• **GIVEN EXERCISE**
Find the string "Mbps" in the listing and report every line that has it.

Dataset listings of figures
::::::::

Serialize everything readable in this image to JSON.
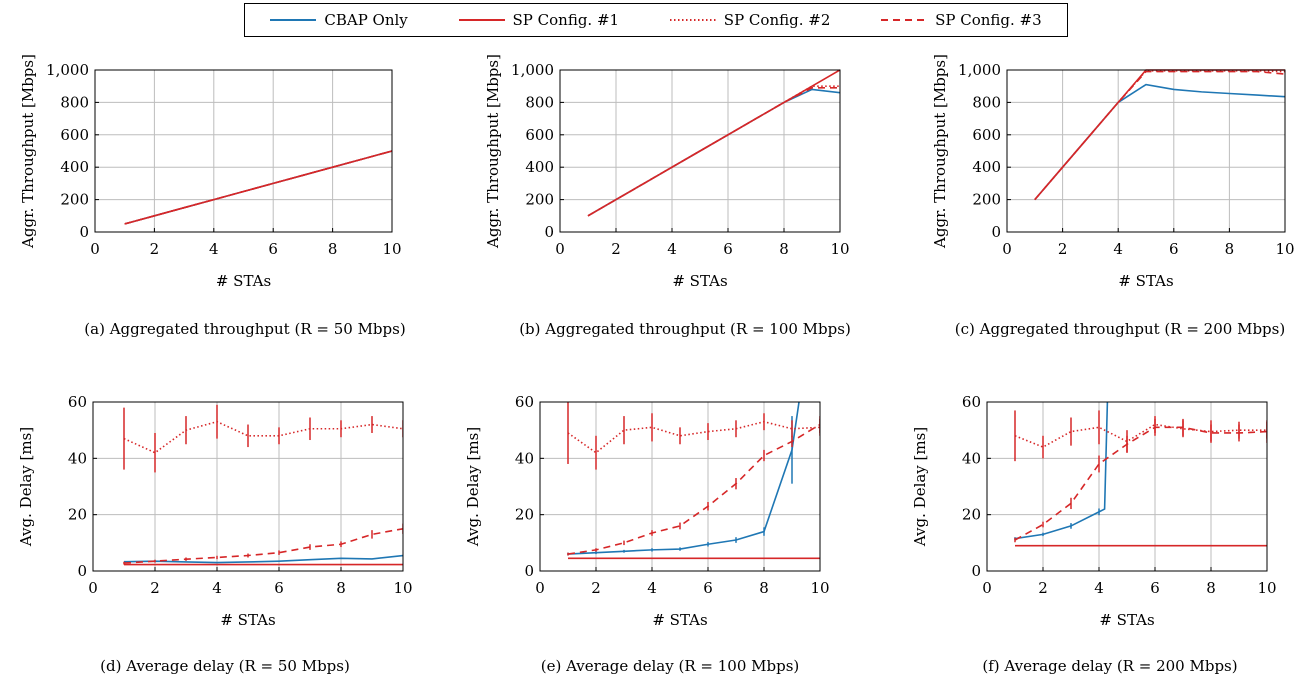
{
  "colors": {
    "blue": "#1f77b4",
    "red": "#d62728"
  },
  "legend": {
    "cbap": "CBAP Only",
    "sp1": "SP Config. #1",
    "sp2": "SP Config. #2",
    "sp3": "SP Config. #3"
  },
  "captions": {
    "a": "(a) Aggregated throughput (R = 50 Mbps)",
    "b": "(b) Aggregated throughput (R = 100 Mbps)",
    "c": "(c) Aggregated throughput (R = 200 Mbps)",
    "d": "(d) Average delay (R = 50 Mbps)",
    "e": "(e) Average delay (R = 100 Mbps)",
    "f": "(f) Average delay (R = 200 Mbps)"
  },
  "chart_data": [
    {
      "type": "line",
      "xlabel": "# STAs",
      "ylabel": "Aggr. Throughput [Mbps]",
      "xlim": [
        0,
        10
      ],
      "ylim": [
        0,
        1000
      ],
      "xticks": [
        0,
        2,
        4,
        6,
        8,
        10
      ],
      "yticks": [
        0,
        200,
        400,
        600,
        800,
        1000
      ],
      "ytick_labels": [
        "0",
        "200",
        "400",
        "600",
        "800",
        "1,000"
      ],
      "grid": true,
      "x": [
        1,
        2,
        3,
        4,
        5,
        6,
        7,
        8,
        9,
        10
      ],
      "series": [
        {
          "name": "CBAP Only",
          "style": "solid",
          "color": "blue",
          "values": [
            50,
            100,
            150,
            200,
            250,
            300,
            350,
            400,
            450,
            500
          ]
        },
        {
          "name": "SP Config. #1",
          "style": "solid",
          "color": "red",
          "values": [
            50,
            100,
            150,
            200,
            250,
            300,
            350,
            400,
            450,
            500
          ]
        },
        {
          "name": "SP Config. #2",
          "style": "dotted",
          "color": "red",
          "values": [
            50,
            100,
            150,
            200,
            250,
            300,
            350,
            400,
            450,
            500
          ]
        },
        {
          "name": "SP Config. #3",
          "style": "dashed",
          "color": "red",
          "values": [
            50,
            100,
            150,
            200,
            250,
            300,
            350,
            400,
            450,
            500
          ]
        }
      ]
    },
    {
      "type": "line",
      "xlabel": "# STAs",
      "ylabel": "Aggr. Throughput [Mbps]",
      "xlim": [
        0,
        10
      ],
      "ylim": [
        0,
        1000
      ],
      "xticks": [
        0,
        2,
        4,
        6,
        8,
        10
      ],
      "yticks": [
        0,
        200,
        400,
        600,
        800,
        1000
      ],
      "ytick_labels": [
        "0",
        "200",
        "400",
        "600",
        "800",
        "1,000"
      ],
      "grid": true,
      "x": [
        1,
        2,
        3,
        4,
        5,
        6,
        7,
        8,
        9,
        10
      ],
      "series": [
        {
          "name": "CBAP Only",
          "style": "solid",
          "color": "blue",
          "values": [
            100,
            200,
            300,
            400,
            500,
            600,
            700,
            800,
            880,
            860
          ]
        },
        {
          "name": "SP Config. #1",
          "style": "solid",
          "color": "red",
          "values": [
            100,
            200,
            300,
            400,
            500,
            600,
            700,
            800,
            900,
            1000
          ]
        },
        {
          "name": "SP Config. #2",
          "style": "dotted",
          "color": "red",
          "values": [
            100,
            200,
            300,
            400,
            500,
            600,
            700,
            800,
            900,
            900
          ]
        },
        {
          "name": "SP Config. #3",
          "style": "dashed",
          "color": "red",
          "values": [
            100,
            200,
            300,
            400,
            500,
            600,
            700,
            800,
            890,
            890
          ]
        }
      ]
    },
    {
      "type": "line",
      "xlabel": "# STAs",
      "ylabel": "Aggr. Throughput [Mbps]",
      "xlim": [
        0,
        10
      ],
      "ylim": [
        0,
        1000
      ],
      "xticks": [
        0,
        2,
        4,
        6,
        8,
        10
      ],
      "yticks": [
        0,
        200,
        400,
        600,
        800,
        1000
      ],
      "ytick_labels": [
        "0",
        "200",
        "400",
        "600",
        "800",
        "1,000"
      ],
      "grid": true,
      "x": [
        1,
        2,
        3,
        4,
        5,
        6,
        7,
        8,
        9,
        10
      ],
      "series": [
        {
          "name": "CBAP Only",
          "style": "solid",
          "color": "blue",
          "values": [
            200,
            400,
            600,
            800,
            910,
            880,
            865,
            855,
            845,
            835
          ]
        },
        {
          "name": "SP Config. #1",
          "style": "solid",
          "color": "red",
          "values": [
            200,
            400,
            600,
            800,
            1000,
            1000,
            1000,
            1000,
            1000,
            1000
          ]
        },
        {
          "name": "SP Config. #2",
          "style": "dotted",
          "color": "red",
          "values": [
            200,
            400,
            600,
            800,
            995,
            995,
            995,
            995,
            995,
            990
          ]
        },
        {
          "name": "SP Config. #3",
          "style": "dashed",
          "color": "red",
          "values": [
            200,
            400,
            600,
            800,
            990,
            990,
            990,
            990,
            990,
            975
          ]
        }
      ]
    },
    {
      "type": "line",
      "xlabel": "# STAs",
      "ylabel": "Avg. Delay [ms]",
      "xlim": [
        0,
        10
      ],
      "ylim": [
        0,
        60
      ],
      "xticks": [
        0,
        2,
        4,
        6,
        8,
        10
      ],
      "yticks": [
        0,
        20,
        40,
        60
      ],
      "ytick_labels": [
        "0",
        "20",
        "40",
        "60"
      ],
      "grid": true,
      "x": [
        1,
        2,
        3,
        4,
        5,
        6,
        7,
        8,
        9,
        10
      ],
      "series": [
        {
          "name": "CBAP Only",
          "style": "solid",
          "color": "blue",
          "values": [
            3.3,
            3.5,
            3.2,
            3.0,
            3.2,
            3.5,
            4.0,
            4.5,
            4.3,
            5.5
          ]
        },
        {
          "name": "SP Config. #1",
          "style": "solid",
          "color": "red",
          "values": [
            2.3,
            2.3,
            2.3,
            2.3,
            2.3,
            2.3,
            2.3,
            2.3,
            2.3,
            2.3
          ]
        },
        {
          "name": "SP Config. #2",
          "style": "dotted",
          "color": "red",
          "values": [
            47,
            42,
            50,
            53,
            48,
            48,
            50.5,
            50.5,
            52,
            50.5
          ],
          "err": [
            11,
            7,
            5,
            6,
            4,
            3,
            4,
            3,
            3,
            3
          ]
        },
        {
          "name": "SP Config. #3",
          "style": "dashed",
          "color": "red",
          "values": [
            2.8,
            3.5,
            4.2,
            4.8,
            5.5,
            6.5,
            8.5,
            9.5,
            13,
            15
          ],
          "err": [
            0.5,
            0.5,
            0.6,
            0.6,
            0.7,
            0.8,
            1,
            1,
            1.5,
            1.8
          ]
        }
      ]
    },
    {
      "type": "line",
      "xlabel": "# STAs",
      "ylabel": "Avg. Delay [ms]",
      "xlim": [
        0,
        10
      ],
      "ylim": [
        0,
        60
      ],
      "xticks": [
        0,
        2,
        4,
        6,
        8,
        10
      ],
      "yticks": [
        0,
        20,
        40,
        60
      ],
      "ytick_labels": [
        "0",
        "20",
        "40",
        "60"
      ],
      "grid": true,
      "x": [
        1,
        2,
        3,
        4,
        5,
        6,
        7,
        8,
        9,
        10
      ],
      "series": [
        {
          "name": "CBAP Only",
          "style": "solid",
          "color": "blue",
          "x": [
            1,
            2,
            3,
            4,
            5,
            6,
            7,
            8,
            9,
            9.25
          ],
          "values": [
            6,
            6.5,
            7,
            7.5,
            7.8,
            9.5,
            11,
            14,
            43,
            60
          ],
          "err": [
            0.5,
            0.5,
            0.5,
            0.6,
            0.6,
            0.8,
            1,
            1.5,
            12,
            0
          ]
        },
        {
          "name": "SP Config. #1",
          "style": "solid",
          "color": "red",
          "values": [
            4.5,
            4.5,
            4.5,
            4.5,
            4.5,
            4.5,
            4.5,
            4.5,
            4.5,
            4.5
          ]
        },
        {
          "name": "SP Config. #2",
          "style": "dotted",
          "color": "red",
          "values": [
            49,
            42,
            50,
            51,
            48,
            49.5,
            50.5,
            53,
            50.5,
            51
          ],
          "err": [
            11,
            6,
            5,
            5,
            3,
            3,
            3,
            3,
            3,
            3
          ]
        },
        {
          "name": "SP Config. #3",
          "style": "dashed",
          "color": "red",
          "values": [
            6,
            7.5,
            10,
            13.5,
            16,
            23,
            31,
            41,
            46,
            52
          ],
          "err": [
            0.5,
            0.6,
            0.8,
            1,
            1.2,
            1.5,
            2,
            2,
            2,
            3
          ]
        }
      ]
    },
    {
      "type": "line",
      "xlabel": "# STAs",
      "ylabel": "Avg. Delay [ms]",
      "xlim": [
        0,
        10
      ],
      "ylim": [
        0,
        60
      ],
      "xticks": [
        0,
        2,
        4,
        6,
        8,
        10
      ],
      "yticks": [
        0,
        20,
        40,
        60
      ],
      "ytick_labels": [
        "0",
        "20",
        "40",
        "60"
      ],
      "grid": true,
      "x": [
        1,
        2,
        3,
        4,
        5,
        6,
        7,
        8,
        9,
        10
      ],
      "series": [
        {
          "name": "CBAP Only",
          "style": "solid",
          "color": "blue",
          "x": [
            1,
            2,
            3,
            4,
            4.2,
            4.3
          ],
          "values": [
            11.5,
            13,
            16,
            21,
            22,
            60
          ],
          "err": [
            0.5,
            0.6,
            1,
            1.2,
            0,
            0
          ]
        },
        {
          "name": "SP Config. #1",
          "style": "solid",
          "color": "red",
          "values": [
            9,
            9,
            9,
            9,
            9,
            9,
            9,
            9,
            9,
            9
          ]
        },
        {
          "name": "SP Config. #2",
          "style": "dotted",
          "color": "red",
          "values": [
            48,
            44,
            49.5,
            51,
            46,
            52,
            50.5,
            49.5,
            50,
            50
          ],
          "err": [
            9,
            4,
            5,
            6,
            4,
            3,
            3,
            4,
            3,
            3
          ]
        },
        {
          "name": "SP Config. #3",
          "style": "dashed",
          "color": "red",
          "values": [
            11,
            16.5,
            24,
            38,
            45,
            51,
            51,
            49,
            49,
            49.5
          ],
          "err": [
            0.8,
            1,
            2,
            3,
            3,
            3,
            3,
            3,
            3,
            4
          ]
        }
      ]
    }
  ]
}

::::::::

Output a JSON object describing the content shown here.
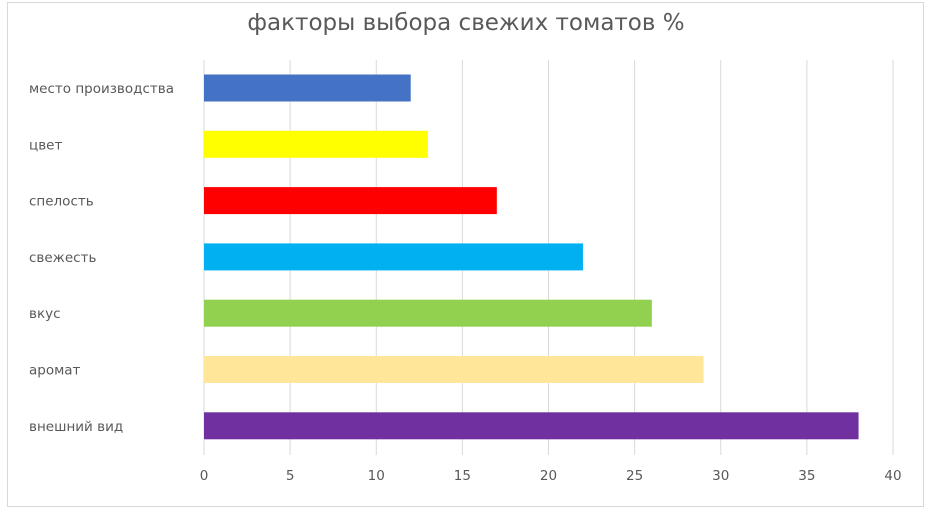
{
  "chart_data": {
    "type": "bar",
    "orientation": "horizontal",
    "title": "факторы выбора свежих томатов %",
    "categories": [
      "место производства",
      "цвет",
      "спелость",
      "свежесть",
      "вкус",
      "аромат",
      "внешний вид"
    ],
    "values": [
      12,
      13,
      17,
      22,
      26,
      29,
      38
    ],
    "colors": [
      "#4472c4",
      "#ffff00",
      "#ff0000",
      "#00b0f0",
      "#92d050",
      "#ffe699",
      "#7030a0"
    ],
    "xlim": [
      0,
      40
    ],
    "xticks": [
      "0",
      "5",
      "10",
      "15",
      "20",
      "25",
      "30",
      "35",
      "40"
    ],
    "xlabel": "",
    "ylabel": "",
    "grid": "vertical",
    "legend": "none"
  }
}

::::::::

• **COMPLETED EXERCISE**
    "a": "(a) Aggregated throughput (R = 50 Mbps)",
    "b": "(b) Aggregated throughput (R = 100 Mbps)",
    "c": "(c) Aggregated throughput (R = 200 Mbps)",
    "d": "(d) Average delay (R = 50 Mbps)",
    "e": "(e) Average delay (R = 100 Mbps)",
    "f": "(f) Average delay (R = 200 Mbps)"
      "ylabel": "Aggr. Throughput [Mbps]",
      "ylabel": "Aggr. Throughput [Mbps]",
      "ylabel": "Aggr. Throughput [Mbps]",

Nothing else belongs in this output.